Énoncé du problème ::
Répondez aux questions suivantes à l'aide du texte sur les émissions industrielles de GES au Québec.
1. Combien de mégatonnes de GES les 100 plus grands pollueurs émettent-ils par année ?
2. Quelle somme le plan vert du gouvernement prévoit-il pour aider le secteur industriel à réduire ses GES ?
3. Quelles entreprises occupent les deux premières places parmi les 20 plus polluantes ?

Au final, « …les 100 plus grands pollueurs émettent près de 20 mégatonnes de GES par année, le quart de toutes les émissions de la province. Et il n’y a pas de tendance marquée à la baisse. » Pourtant « [l]Le Québec demande au secteur industriel de réduire de près de 5 mégatonnes ses émissions de gaz à effet de serre (GES) d’ici 2030 » — ce plan dit vert n’exigeant au total que la moitié de la cible officielle (-37.5%) elle-même insuffisante par rapport aux exigences de l’Accord de Paris — et pour y arriver « [l]e plan vert du gouvernement prévoit 768 millions $ pour aider le secteur industriel à réduire ses GES. » Dans les 20 plus polluantes entreprises en termes de GES qui comptent pour les trois quarts de ces 20 mégatonnes, on trouve les huit alumineries de Rio Tinto et d’Alcoa, les quatre cimenteries, trois fonderies de Arcelor-Mital et de Rio-Tinto (Fer et titane) et aux deux premières places les deux raffineries de pétrole (Journal de Montréal, Le top 100 des pollueurs en 2019). (L’intérêt médiatique de l’antisyndical et nationaliste identitaire Quebecor pour cet anti-palmarès vient peut-être de la quasi-absence d’entreprises québécoises dans la liste. On ne se plaindra pas de cette contradiction inter capitaliste.)

Données ::
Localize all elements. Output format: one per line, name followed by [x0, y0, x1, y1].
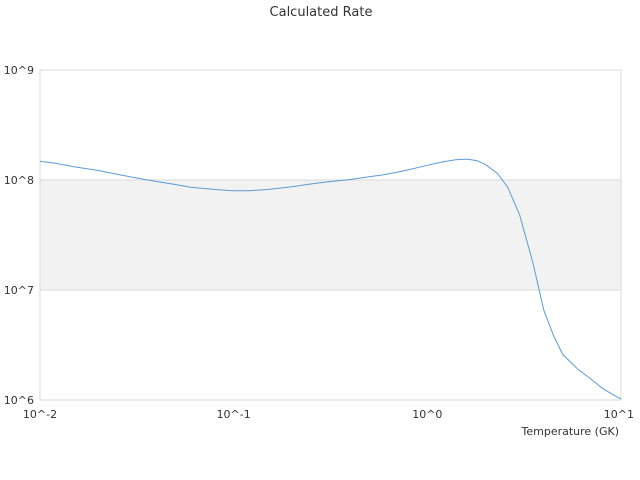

Corrigé de l'exercice ::
1. Près de 20 mégatonnes par année.
2. 768 millions $.
3. Les deux raffineries de pétrole.